(Extracted records)
>> BEGIN
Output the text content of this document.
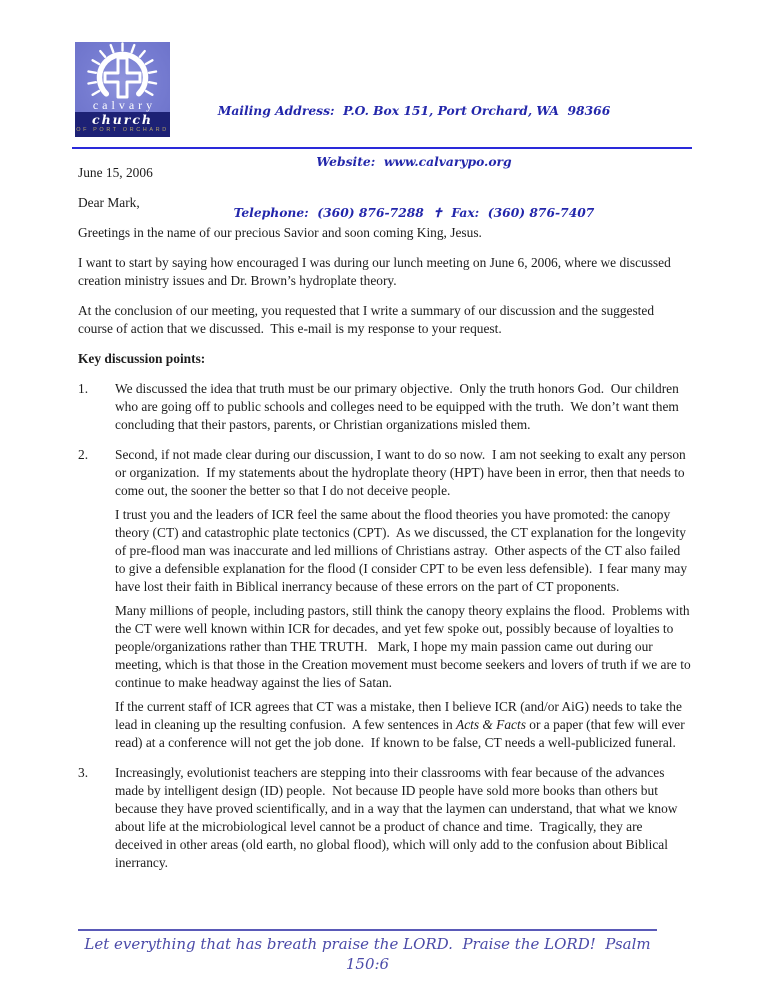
calvary
church
OF PORT ORCHARD

Mailing Address: P.O. Box 151, Port Orchard, WA  98366

Website: www.calvarypo.org

Telephone: (360) 876-7288 ✝ Fax: (360) 876-7407

June 15, 2006

Dear Mark,

Greetings in the name of our precious Savior and soon coming King, Jesus.

I want to start by saying how encouraged I was during our lunch meeting on June 6, 2006, where we discussed creation ministry issues and Dr. Brown’s hydroplate theory.

At the conclusion of our meeting, you requested that I write a summary of our discussion and the suggested course of action that we discussed.  This e-mail is my response to your request.

Key discussion points:

1.	We discussed the idea that truth must be our primary objective.  Only the truth honors God.  Our children who are going off to public schools and colleges need to be equipped with the truth.  We don’t want them concluding that their pastors, parents, or Christian organizations misled them.

2.	Second, if not made clear during our discussion, I want to do so now.  I am not seeking to exalt any person or organization.  If my statements about the hydroplate theory (HPT) have been in error, then that needs to come out, the sooner the better so that I do not deceive people.

I trust you and the leaders of ICR feel the same about the flood theories you have promoted: the canopy theory (CT) and catastrophic plate tectonics (CPT).  As we discussed, the CT explanation for the longevity of pre-flood man was inaccurate and led millions of Christians astray.  Other aspects of the CT also failed to give a defensible explanation for the flood (I consider CPT to be even less defensible).  I fear many may have lost their faith in Biblical inerrancy because of these errors on the part of CT proponents.

Many millions of people, including pastors, still think the canopy theory explains the flood.  Problems with the CT were well known within ICR for decades, and yet few spoke out, possibly because of loyalties to people/organizations rather than THE TRUTH.   Mark, I hope my main passion came out during our meeting, which is that those in the Creation movement must become seekers and lovers of truth if we are to continue to make headway against the lies of Satan.

If the current staff of ICR agrees that CT was a mistake, then I believe ICR (and/or AiG) needs to take the lead in cleaning up the resulting confusion.  A few sentences in Acts & Facts or a paper (that few will ever read) at a conference will not get the job done.  If known to be false, CT needs a well-publicized funeral.

3.	Increasingly, evolutionist teachers are stepping into their classrooms with fear because of the advances made by intelligent design (ID) people.  Not because ID people have sold more books than others but because they have proved scientifically, and in a way that the laymen can understand, that what we know about life at the microbiological level cannot be a product of chance and time.  Tragically, they are deceived in other areas (old earth, no global flood), which will only add to the confusion about Biblical inerrancy.

Let everything that has breath praise the LORD.  Praise the LORD!  Psalm 150:6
>> END
● TO DO:
Print all of the entries word for word. Skip any images they contain.

● THE SOLUTION:
Output the text content of this document.
calvary
church
OF PORT ORCHARD

Mailing Address: P.O. Box 151, Port Orchard, WA  98366

Website: www.calvarypo.org

Telephone: (360) 876-7288 ✝ Fax: (360) 876-7407

June 15, 2006

Dear Mark,

Greetings in the name of our precious Savior and soon coming King, Jesus.

I want to start by saying how encouraged I was during our lunch meeting on June 6, 2006, where we discussed creation ministry issues and Dr. Brown’s hydroplate theory.

At the conclusion of our meeting, you requested that I write a summary of our discussion and the suggested course of action that we discussed.  This e-mail is my response to your request.

Key discussion points:

1.	We discussed the idea that truth must be our primary objective.  Only the truth honors God.  Our children who are going off to public schools and colleges need to be equipped with the truth.  We don’t want them concluding that their pastors, parents, or Christian organizations misled them.

2.	Second, if not made clear during our discussion, I want to do so now.  I am not seeking to exalt any person or organization.  If my statements about the hydroplate theory (HPT) have been in error, then that needs to come out, the sooner the better so that I do not deceive people.

I trust you and the leaders of ICR feel the same about the flood theories you have promoted: the canopy theory (CT) and catastrophic plate tectonics (CPT).  As we discussed, the CT explanation for the longevity of pre-flood man was inaccurate and led millions of Christians astray.  Other aspects of the CT also failed to give a defensible explanation for the flood (I consider CPT to be even less defensible).  I fear many may have lost their faith in Biblical inerrancy because of these errors on the part of CT proponents.

Many millions of people, including pastors, still think the canopy theory explains the flood.  Problems with the CT were well known within ICR for decades, and yet few spoke out, possibly because of loyalties to people/organizations rather than THE TRUTH.   Mark, I hope my main passion came out during our meeting, which is that those in the Creation movement must become seekers and lovers of truth if we are to continue to make headway against the lies of Satan.

If the current staff of ICR agrees that CT was a mistake, then I believe ICR (and/or AiG) needs to take the lead in cleaning up the resulting confusion.  A few sentences in Acts & Facts or a paper (that few will ever read) at a conference will not get the job done.  If known to be false, CT needs a well-publicized funeral.

3.	Increasingly, evolutionist teachers are stepping into their classrooms with fear because of the advances made by intelligent design (ID) people.  Not because ID people have sold more books than others but because they have proved scientifically, and in a way that the laymen can understand, that what we know about life at the microbiological level cannot be a product of chance and time.  Tragically, they are deceived in other areas (old earth, no global flood), which will only add to the confusion about Biblical inerrancy.

Let everything that has breath praise the LORD.  Praise the LORD!  Psalm 150:6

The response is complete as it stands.